Your instructions: Write out every entry exactly as it appears.

Recorded data:

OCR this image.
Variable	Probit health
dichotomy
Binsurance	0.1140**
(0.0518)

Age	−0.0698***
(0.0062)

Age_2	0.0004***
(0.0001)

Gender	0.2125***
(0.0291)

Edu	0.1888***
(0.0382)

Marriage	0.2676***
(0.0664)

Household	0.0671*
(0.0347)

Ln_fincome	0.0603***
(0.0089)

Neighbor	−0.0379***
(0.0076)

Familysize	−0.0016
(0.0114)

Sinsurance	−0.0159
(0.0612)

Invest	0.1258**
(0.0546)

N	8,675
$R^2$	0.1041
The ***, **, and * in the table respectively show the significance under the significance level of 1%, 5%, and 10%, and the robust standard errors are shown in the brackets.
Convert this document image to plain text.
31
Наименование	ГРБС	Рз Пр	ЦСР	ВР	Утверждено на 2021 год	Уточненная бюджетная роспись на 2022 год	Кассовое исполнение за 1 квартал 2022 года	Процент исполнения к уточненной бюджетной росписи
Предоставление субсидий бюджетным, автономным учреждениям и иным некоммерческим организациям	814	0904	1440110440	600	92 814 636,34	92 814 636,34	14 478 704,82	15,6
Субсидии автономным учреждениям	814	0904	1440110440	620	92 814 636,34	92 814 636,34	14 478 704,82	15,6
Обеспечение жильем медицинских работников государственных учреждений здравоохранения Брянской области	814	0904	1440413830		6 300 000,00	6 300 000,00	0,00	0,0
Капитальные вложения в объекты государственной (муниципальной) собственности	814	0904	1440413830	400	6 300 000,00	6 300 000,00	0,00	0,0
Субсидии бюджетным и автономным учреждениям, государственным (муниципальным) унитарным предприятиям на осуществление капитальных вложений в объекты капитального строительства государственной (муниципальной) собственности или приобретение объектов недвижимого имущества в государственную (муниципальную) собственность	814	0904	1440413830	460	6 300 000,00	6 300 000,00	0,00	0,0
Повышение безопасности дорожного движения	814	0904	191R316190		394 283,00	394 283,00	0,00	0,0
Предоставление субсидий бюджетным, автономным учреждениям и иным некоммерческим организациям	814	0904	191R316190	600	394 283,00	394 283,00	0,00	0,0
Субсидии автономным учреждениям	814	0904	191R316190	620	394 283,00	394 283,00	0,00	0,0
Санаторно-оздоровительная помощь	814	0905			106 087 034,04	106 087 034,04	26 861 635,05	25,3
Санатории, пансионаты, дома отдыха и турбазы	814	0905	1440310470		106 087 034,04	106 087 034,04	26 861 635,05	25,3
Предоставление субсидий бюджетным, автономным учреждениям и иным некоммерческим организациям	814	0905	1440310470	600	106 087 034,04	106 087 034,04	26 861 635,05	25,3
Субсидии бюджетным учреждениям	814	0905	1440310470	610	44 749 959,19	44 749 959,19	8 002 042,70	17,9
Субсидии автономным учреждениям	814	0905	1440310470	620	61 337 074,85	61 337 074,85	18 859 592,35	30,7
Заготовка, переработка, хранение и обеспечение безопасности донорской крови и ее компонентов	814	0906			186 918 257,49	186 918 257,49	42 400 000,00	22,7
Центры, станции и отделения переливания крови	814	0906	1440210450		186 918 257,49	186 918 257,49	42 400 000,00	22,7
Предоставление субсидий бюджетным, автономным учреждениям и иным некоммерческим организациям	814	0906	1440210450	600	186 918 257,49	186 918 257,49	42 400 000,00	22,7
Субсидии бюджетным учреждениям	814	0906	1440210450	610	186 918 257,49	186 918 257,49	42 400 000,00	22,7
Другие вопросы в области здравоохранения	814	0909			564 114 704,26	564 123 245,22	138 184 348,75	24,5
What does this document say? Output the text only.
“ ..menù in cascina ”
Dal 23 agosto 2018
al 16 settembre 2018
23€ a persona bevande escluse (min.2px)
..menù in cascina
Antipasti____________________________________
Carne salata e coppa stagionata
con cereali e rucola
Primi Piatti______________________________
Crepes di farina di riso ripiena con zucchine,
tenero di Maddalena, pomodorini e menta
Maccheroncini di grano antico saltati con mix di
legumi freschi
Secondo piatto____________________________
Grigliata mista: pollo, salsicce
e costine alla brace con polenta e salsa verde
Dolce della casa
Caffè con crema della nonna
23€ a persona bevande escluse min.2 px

Result of the exercise:
OCR this image.
Variable	Probit health
dichotomy
Binsurance	0.1140**
(0.0518)

Age	−0.0698***
(0.0062)

Age_2	0.0004***
(0.0001)

Gender	0.2125***
(0.0291)

Edu	0.1888***
(0.0382)

Marriage	0.2676***
(0.0664)

Household	0.0671*
(0.0347)

Ln_fincome	0.0603***
(0.0089)

Neighbor	−0.0379***
(0.0076)

Familysize	−0.0016
(0.0114)

Sinsurance	−0.0159
(0.0612)

Invest	0.1258**
(0.0546)

N	8,675
$R^2$	0.1041
The ***, **, and * in the table respectively show the significance under the significance level of 1%, 5%, and 10%, and the robust standard errors are shown in the brackets.
Convert this document image to plain text.
31
Наименование	ГРБС	Рз Пр	ЦСР	ВР	Утверждено на 2021 год	Уточненная бюджетная роспись на 2022 год	Кассовое исполнение за 1 квартал 2022 года	Процент исполнения к уточненной бюджетной росписи
Предоставление субсидий бюджетным, автономным учреждениям и иным некоммерческим организациям	814	0904	1440110440	600	92 814 636,34	92 814 636,34	14 478 704,82	15,6
Субсидии автономным учреждениям	814	0904	1440110440	620	92 814 636,34	92 814 636,34	14 478 704,82	15,6
Обеспечение жильем медицинских работников государственных учреждений здравоохранения Брянской области	814	0904	1440413830		6 300 000,00	6 300 000,00	0,00	0,0
Капитальные вложения в объекты государственной (муниципальной) собственности	814	0904	1440413830	400	6 300 000,00	6 300 000,00	0,00	0,0
Субсидии бюджетным и автономным учреждениям, государственным (муниципальным) унитарным предприятиям на осуществление капитальных вложений в объекты капитального строительства государственной (муниципальной) собственности или приобретение объектов недвижимого имущества в государственную (муниципальную) собственность	814	0904	1440413830	460	6 300 000,00	6 300 000,00	0,00	0,0
Повышение безопасности дорожного движения	814	0904	191R316190		394 283,00	394 283,00	0,00	0,0
Предоставление субсидий бюджетным, автономным учреждениям и иным некоммерческим организациям	814	0904	191R316190	600	394 283,00	394 283,00	0,00	0,0
Субсидии автономным учреждениям	814	0904	191R316190	620	394 283,00	394 283,00	0,00	0,0
Санаторно-оздоровительная помощь	814	0905			106 087 034,04	106 087 034,04	26 861 635,05	25,3
Санатории, пансионаты, дома отдыха и турбазы	814	0905	1440310470		106 087 034,04	106 087 034,04	26 861 635,05	25,3
Предоставление субсидий бюджетным, автономным учреждениям и иным некоммерческим организациям	814	0905	1440310470	600	106 087 034,04	106 087 034,04	26 861 635,05	25,3
Субсидии бюджетным учреждениям	814	0905	1440310470	610	44 749 959,19	44 749 959,19	8 002 042,70	17,9
Субсидии автономным учреждениям	814	0905	1440310470	620	61 337 074,85	61 337 074,85	18 859 592,35	30,7
Заготовка, переработка, хранение и обеспечение безопасности донорской крови и ее компонентов	814	0906			186 918 257,49	186 918 257,49	42 400 000,00	22,7
Центры, станции и отделения переливания крови	814	0906	1440210450		186 918 257,49	186 918 257,49	42 400 000,00	22,7
Предоставление субсидий бюджетным, автономным учреждениям и иным некоммерческим организациям	814	0906	1440210450	600	186 918 257,49	186 918 257,49	42 400 000,00	22,7
Субсидии бюджетным учреждениям	814	0906	1440210450	610	186 918 257,49	186 918 257,49	42 400 000,00	22,7
Другие вопросы в области здравоохранения	814	0909			564 114 704,26	564 123 245,22	138 184 348,75	24,5
What does this document say? Output the text only.
“ ..menù in cascina ”
Dal 23 agosto 2018
al 16 settembre 2018
23€ a persona bevande escluse (min.2px)
..menù in cascina
Antipasti____________________________________
Carne salata e coppa stagionata
con cereali e rucola
Primi Piatti______________________________
Crepes di farina di riso ripiena con zucchine,
tenero di Maddalena, pomodorini e menta
Maccheroncini di grano antico saltati con mix di
legumi freschi
Secondo piatto____________________________
Grigliata mista: pollo, salsicce
e costine alla brace con polenta e salsa verde
Dolce della casa
Caffè con crema della nonna
23€ a persona bevande escluse min.2 px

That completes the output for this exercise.